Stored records
—————

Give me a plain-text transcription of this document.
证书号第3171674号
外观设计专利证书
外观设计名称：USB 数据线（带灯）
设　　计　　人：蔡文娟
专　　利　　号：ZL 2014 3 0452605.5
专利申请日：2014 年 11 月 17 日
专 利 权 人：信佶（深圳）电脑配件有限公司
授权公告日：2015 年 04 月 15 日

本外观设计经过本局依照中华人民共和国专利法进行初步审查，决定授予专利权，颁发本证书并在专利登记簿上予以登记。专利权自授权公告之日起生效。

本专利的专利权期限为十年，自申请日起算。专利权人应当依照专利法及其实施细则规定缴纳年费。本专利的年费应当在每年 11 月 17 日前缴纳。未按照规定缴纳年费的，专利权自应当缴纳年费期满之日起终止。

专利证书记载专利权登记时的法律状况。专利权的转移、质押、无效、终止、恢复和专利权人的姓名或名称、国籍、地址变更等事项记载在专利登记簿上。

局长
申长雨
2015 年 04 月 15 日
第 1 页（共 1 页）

—————

PROBLEM STATEMENT
Above are the records; retype every one exactly.

CORRECT OUTPUT
Give me a plain-text transcription of this document.
证书号第3171674号
外观设计专利证书
外观设计名称：USB 数据线（带灯）
设　　计　　人：蔡文娟
专　　利　　号：ZL 2014 3 0452605.5
专利申请日：2014 年 11 月 17 日
专 利 权 人：信佶（深圳）电脑配件有限公司
授权公告日：2015 年 04 月 15 日

本外观设计经过本局依照中华人民共和国专利法进行初步审查，决定授予专利权，颁发本证书并在专利登记簿上予以登记。专利权自授权公告之日起生效。

本专利的专利权期限为十年，自申请日起算。专利权人应当依照专利法及其实施细则规定缴纳年费。本专利的年费应当在每年 11 月 17 日前缴纳。未按照规定缴纳年费的，专利权自应当缴纳年费期满之日起终止。

专利证书记载专利权登记时的法律状况。专利权的转移、质押、无效、终止、恢复和专利权人的姓名或名称、国籍、地址变更等事项记载在专利登记簿上。

局长
申长雨
2015 年 04 月 15 日
第 1 页（共 1 页）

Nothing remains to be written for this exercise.